From the line that contains "Type out the text in this image." through the closing line of the entries, write out each line exactly; pictures stay out.
-- Begin --
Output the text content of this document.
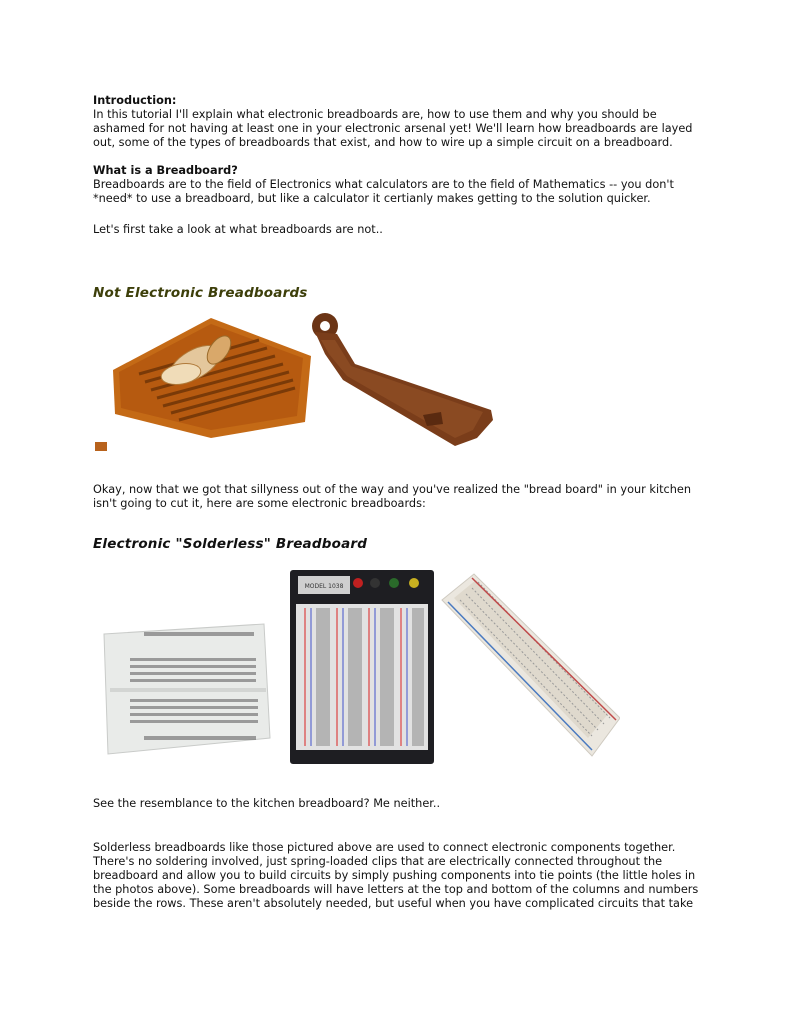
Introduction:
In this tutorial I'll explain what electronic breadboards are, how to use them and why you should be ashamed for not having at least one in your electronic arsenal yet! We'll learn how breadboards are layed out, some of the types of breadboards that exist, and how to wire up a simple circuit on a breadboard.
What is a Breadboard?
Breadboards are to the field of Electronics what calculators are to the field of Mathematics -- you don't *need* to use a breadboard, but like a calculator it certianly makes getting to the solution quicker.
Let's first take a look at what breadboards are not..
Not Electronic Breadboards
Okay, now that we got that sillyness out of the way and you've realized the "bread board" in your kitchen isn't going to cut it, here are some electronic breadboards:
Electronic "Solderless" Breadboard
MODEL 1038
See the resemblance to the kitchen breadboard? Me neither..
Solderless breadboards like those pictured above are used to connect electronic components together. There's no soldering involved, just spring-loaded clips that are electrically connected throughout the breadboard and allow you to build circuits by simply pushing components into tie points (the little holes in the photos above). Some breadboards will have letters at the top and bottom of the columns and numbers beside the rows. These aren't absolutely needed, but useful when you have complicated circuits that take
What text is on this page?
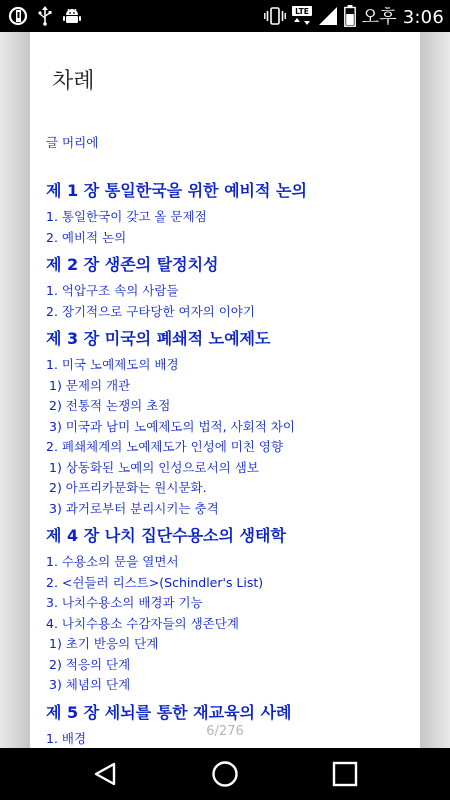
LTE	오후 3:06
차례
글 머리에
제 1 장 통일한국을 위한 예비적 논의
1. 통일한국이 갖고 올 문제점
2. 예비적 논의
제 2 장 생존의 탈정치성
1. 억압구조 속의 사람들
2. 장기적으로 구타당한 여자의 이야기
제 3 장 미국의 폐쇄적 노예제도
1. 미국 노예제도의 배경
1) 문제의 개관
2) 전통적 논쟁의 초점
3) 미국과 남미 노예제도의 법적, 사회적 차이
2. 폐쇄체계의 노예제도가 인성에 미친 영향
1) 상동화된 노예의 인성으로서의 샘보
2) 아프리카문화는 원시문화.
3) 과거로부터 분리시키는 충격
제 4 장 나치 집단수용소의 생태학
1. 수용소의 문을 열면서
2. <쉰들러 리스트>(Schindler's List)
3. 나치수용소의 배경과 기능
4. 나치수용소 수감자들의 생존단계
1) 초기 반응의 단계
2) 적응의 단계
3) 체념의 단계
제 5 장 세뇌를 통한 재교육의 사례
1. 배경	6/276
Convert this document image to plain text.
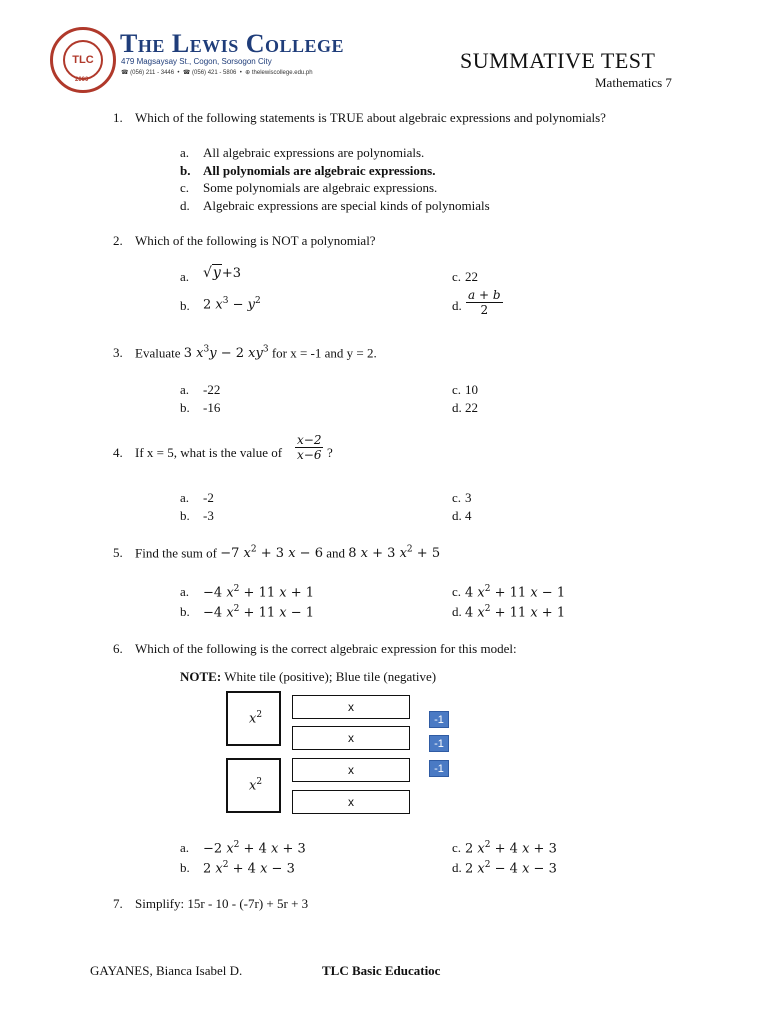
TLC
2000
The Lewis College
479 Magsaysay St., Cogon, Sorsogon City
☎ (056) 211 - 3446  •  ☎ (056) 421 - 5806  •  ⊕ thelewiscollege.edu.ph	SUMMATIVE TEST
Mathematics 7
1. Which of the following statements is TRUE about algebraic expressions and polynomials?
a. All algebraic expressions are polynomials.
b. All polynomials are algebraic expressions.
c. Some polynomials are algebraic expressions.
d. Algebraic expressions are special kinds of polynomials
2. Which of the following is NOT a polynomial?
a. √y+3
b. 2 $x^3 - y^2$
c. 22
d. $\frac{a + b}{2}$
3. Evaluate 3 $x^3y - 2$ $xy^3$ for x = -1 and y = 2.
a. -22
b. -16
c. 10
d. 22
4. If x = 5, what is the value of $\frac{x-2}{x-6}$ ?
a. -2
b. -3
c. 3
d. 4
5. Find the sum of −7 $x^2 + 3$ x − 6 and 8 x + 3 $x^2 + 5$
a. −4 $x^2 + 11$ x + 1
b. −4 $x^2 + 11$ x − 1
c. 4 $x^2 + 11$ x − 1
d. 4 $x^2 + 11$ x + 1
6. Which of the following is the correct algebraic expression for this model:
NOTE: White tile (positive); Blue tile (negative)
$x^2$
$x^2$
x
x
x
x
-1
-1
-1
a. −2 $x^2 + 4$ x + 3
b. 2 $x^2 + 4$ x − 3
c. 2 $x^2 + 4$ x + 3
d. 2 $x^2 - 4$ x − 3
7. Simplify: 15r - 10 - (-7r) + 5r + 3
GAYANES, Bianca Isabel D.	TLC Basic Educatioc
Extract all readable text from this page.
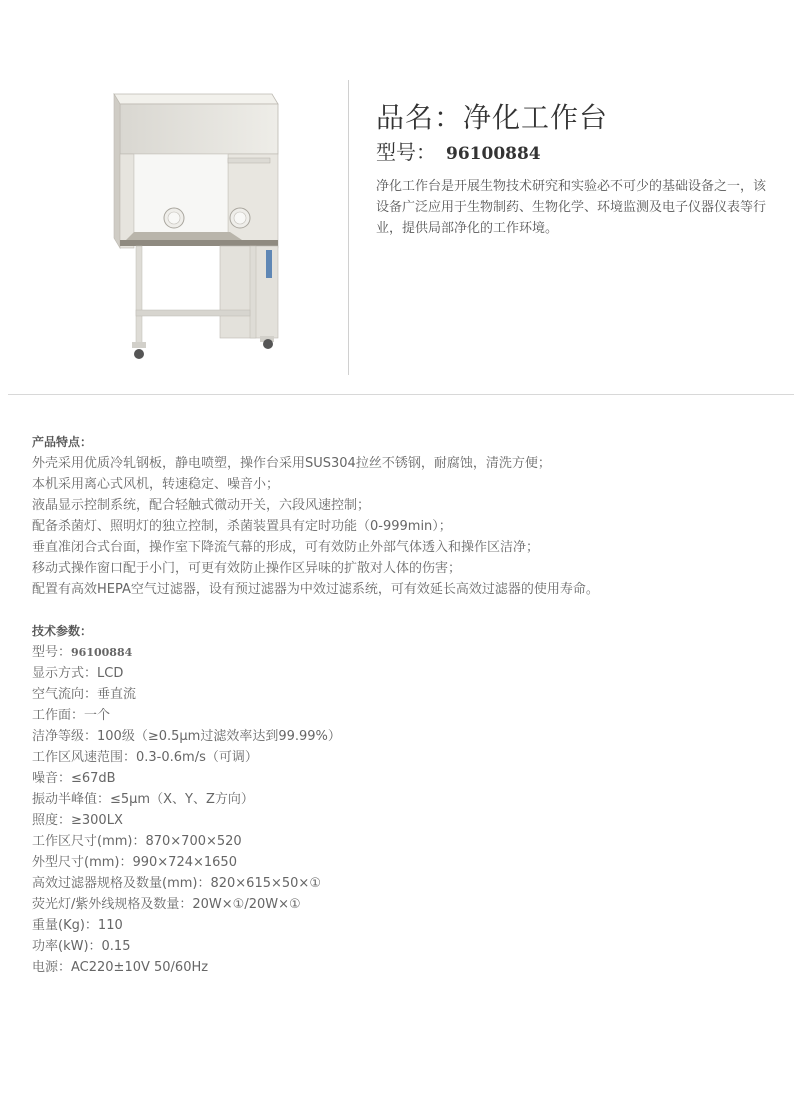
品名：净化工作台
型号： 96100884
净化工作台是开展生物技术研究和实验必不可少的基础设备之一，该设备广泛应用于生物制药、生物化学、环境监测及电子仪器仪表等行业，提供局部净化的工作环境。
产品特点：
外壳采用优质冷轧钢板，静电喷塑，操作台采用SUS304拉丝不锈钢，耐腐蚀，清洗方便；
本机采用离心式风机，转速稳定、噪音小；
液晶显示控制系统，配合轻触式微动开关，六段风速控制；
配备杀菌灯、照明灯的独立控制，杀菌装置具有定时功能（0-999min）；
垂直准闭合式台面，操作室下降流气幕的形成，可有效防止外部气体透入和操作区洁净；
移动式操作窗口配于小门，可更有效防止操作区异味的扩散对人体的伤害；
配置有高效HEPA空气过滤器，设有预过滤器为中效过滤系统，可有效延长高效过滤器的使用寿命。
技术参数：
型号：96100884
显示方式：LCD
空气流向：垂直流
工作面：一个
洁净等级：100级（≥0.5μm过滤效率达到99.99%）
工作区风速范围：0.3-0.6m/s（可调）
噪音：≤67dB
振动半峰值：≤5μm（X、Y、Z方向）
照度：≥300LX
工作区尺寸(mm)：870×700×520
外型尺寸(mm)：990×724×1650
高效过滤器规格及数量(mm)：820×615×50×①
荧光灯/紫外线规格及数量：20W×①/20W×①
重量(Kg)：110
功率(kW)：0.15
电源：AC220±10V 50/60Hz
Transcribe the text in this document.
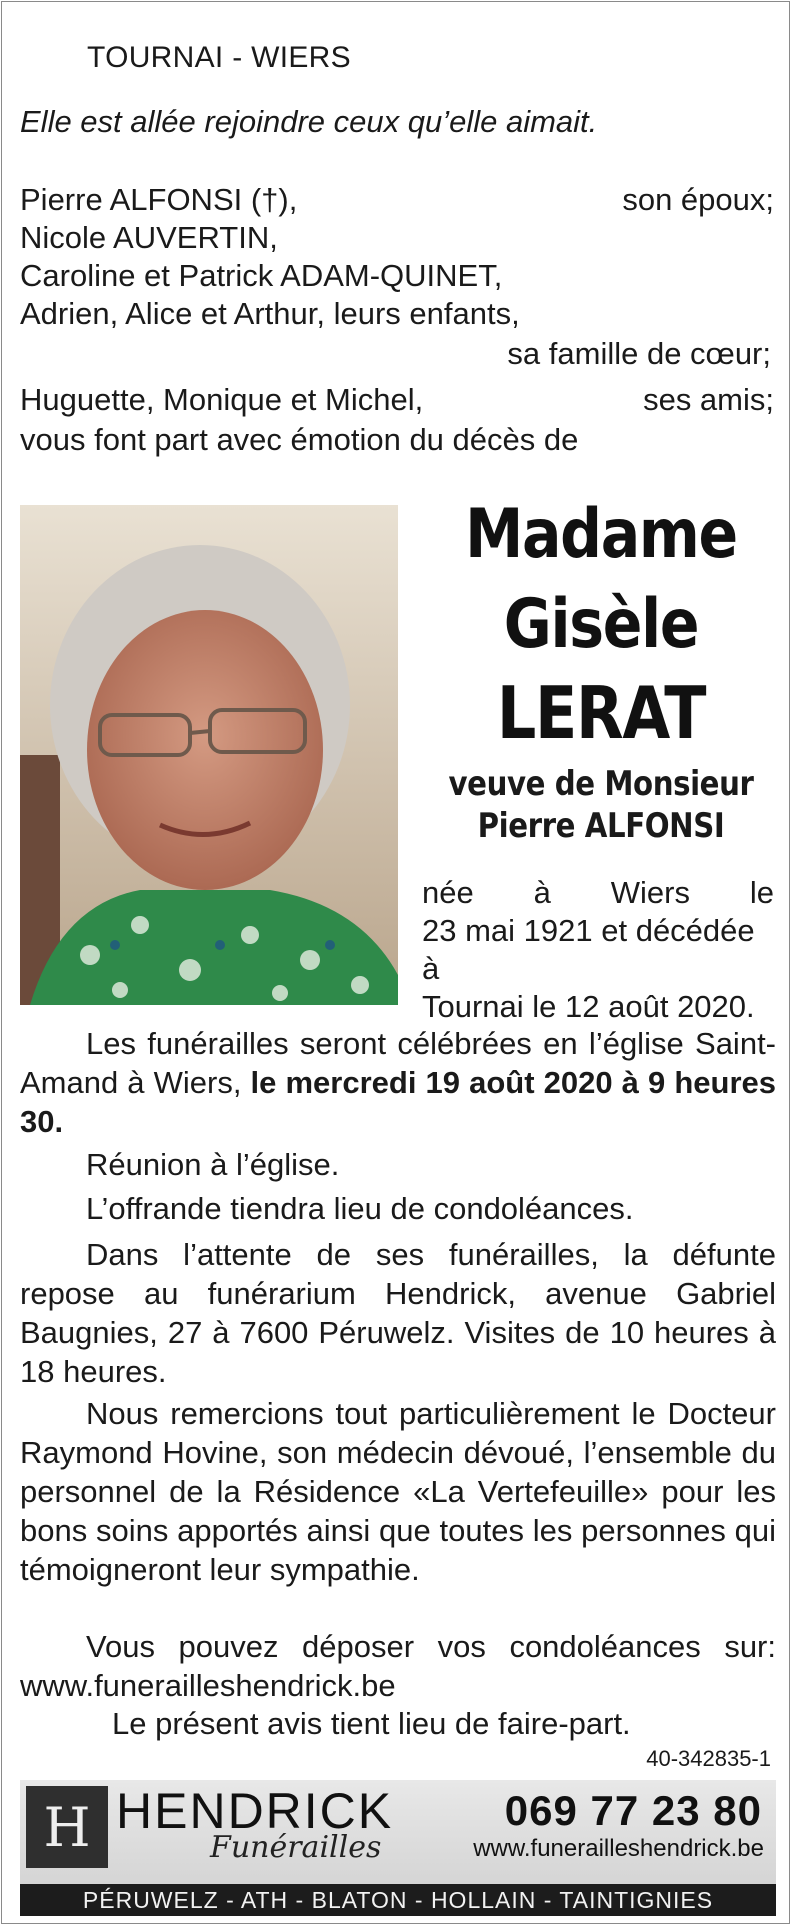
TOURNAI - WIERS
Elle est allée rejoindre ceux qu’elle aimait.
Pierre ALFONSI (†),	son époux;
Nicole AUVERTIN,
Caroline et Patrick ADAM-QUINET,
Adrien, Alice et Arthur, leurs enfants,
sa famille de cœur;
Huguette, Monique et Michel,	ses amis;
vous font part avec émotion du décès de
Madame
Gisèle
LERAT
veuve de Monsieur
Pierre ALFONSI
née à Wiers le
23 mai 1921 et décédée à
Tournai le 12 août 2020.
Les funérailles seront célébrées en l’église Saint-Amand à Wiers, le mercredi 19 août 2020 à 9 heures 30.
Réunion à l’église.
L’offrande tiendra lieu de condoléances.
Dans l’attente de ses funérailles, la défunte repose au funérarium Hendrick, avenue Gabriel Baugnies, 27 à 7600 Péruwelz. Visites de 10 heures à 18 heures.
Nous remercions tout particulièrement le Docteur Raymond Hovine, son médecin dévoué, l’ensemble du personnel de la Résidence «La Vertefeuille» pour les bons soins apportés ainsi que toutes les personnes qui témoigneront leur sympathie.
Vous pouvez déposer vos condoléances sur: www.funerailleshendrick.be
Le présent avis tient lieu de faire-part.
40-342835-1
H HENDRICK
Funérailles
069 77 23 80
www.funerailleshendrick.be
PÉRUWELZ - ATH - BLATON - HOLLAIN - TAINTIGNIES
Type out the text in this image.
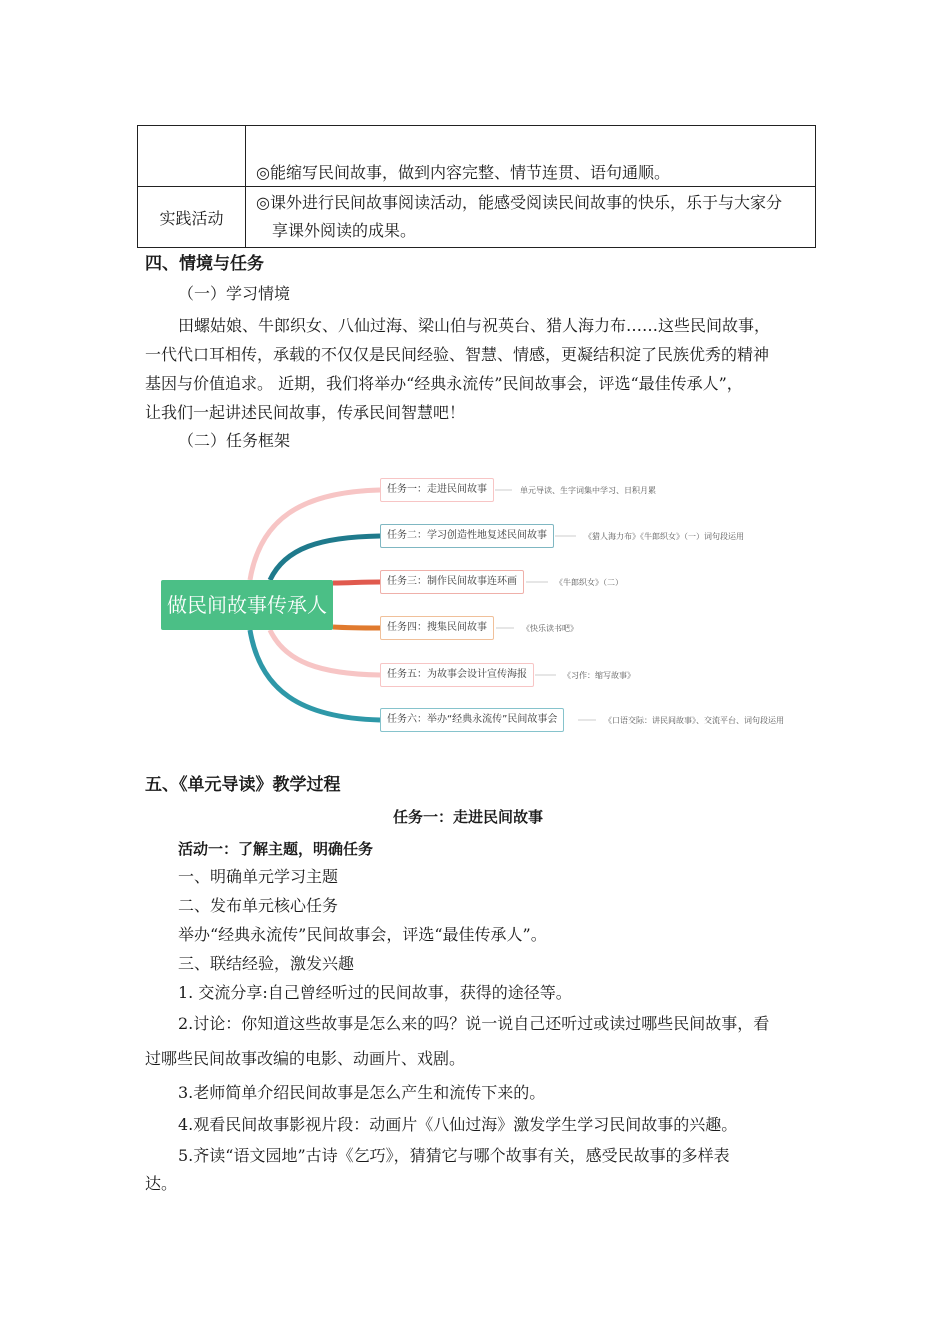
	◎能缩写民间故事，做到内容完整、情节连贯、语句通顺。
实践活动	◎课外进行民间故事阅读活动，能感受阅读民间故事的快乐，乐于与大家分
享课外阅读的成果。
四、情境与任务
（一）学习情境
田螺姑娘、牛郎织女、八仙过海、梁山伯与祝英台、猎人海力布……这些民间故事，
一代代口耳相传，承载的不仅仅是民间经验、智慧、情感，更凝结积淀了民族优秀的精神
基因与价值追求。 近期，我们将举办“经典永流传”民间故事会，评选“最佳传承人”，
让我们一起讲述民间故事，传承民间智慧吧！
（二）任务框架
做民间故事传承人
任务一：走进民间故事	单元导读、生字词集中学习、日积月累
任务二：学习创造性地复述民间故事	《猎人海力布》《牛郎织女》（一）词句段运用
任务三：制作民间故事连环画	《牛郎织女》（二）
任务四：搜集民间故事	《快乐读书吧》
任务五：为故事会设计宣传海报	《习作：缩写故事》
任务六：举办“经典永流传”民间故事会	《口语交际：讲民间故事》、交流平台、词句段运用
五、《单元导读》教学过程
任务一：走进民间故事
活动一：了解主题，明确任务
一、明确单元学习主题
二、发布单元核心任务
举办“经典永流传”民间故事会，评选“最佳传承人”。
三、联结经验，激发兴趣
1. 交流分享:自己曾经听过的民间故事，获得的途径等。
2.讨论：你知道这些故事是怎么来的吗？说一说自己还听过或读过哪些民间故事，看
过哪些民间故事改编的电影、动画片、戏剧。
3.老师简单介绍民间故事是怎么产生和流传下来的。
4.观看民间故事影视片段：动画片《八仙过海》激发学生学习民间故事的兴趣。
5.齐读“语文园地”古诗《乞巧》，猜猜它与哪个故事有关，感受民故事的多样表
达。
-- End --
**Full response:**
Type out the text in this image.
	◎能缩写民间故事，做到内容完整、情节连贯、语句通顺。
实践活动	◎课外进行民间故事阅读活动，能感受阅读民间故事的快乐，乐于与大家分
享课外阅读的成果。
四、情境与任务
（一）学习情境
田螺姑娘、牛郎织女、八仙过海、梁山伯与祝英台、猎人海力布……这些民间故事，
一代代口耳相传，承载的不仅仅是民间经验、智慧、情感，更凝结积淀了民族优秀的精神
基因与价值追求。 近期，我们将举办“经典永流传”民间故事会，评选“最佳传承人”，
让我们一起讲述民间故事，传承民间智慧吧！
（二）任务框架
做民间故事传承人
任务一：走进民间故事	单元导读、生字词集中学习、日积月累
任务二：学习创造性地复述民间故事	《猎人海力布》《牛郎织女》（一）词句段运用
任务三：制作民间故事连环画	《牛郎织女》（二）
任务四：搜集民间故事	《快乐读书吧》
任务五：为故事会设计宣传海报	《习作：缩写故事》
任务六：举办“经典永流传”民间故事会	《口语交际：讲民间故事》、交流平台、词句段运用
五、《单元导读》教学过程
任务一：走进民间故事
活动一：了解主题，明确任务
一、明确单元学习主题
二、发布单元核心任务
举办“经典永流传”民间故事会，评选“最佳传承人”。
三、联结经验，激发兴趣
1. 交流分享:自己曾经听过的民间故事，获得的途径等。
2.讨论：你知道这些故事是怎么来的吗？说一说自己还听过或读过哪些民间故事，看
过哪些民间故事改编的电影、动画片、戏剧。
3.老师简单介绍民间故事是怎么产生和流传下来的。
4.观看民间故事影视片段：动画片《八仙过海》激发学生学习民间故事的兴趣。
5.齐读“语文园地”古诗《乞巧》，猜猜它与哪个故事有关，感受民故事的多样表
达。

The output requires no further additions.